§ **Instructions to follow**
Which lines hold the word "where"? Copy each one.

§ **Entries**

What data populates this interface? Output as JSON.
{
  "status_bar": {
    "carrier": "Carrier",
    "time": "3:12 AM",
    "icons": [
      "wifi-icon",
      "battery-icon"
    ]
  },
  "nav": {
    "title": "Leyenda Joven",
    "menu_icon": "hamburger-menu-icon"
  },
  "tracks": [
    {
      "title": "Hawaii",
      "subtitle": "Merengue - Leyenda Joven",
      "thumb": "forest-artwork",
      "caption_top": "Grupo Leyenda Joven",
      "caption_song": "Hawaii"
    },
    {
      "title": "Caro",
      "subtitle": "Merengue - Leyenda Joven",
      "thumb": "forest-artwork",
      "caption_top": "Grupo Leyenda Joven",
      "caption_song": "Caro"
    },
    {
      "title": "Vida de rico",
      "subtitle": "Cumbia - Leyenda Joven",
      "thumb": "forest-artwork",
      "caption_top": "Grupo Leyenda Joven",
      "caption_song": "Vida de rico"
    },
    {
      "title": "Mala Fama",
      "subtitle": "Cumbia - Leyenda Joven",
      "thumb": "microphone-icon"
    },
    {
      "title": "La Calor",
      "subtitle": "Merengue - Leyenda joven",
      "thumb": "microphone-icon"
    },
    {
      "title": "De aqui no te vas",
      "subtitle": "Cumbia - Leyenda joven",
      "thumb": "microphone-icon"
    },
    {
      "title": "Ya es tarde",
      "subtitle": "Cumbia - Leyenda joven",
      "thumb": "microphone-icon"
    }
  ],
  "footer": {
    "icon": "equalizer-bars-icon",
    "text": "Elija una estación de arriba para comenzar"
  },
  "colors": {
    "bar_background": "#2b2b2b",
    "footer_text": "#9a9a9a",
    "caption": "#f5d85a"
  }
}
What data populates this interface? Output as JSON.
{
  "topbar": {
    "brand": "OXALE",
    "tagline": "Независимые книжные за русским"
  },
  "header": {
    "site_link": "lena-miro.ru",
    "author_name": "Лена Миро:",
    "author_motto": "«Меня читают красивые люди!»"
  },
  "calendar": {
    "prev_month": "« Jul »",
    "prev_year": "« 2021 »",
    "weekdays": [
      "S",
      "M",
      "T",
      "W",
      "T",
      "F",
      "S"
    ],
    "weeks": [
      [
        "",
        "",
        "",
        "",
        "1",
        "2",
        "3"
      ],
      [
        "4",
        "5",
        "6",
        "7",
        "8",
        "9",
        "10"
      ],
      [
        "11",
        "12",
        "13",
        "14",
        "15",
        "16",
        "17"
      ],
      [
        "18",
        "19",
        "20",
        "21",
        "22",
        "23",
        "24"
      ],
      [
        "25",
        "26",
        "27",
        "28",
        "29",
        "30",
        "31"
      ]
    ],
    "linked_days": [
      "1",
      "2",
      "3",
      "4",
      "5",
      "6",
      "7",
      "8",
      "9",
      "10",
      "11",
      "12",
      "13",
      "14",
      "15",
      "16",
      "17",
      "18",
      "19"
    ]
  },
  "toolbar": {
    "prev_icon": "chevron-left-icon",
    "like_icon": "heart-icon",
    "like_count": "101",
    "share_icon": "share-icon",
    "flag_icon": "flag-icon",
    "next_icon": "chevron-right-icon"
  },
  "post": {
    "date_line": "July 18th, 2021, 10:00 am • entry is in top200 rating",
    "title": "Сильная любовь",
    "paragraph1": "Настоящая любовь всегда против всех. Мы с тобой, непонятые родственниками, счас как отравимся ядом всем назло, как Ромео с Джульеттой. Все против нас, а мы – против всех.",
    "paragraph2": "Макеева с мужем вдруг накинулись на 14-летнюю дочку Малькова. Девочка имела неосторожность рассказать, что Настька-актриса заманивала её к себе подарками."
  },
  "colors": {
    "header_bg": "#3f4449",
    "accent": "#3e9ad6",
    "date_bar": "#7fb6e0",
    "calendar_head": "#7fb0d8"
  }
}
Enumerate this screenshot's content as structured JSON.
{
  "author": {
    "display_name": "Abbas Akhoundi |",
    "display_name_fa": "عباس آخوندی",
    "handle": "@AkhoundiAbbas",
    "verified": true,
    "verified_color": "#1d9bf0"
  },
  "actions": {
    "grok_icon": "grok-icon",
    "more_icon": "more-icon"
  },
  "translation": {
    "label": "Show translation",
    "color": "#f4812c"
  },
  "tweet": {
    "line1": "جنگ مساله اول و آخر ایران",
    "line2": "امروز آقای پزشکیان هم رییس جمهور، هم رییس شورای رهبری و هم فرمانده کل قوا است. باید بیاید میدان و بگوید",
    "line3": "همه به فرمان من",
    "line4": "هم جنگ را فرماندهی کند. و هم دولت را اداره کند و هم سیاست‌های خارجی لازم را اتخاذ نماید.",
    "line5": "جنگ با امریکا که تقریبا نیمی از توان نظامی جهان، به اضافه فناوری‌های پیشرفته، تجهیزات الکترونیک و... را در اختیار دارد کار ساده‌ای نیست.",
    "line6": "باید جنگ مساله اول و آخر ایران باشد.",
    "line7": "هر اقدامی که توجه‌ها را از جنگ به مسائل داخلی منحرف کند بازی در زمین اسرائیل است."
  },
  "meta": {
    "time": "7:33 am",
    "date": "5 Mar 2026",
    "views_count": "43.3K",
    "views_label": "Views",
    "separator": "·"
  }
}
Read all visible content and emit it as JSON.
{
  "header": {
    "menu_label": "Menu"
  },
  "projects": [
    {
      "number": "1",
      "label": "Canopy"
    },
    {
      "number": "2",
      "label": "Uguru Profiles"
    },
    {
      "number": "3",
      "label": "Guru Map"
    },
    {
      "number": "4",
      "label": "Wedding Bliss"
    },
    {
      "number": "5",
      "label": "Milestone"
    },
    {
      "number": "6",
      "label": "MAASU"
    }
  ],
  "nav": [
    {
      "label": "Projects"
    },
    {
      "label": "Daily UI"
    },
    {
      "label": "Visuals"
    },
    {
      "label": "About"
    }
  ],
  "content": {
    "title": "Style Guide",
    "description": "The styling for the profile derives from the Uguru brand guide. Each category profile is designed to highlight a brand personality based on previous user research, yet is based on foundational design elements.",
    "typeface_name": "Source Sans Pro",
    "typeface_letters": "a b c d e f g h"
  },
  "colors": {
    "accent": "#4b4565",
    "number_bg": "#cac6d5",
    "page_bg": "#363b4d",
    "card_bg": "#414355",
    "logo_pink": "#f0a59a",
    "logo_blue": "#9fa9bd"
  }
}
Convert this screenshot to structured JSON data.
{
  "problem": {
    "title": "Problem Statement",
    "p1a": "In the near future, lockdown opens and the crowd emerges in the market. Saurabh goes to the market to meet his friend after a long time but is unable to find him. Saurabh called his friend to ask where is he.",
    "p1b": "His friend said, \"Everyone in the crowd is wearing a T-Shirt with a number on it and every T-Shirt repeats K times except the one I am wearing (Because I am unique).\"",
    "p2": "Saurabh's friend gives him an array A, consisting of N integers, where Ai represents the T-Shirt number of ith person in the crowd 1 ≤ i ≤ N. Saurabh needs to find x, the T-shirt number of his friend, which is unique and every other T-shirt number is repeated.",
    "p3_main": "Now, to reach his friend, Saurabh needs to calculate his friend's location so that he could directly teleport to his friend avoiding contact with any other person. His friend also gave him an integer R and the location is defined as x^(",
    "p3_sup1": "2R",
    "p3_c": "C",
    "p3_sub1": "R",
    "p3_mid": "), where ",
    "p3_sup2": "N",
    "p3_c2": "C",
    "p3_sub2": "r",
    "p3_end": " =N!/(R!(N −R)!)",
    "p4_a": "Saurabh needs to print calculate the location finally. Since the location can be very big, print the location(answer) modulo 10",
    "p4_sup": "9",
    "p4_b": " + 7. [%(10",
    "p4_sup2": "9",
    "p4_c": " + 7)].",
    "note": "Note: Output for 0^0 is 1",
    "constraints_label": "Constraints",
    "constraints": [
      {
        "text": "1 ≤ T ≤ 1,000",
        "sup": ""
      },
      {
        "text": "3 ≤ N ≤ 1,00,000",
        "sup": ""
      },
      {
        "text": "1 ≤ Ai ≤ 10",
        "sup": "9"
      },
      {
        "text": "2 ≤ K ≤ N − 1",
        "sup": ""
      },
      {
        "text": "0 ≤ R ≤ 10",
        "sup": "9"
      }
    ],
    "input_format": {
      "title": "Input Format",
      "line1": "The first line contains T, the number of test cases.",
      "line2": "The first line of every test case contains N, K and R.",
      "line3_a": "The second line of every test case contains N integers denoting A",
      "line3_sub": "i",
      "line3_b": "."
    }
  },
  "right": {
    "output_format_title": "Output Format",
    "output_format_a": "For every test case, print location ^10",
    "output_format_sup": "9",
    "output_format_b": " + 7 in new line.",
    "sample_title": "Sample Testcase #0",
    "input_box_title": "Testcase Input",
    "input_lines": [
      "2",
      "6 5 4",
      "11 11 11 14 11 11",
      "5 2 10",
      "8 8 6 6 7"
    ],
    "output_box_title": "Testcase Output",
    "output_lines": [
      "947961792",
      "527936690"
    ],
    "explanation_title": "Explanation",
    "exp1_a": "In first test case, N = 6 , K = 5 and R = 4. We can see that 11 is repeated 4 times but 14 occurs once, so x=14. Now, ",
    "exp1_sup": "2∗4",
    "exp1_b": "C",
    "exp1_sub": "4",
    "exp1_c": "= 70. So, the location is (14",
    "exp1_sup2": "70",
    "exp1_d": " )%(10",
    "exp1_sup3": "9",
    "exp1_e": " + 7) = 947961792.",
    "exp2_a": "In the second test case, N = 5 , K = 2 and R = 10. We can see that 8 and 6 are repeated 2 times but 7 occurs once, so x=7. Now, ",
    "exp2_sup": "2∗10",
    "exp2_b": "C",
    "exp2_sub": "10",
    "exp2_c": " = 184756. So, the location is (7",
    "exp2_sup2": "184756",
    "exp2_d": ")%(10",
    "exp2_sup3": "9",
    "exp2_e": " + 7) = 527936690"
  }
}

§ **Full output**
    "p1a": "In the near future, lockdown opens and the crowd emerges in the market. Saurabh goes to the market to meet his friend after a long time but is unable to find him. Saurabh called his friend to ask where is he.",
    "p2": "Saurabh's friend gives him an array A, consisting of N integers, where Ai represents the T-Shirt number of ith person in the crowd 1 ≤ i ≤ N. Saurabh needs to find x, the T-shirt number of his friend, which is unique and every other T-shirt number is repeated.",
    "p3_mid": "), where ",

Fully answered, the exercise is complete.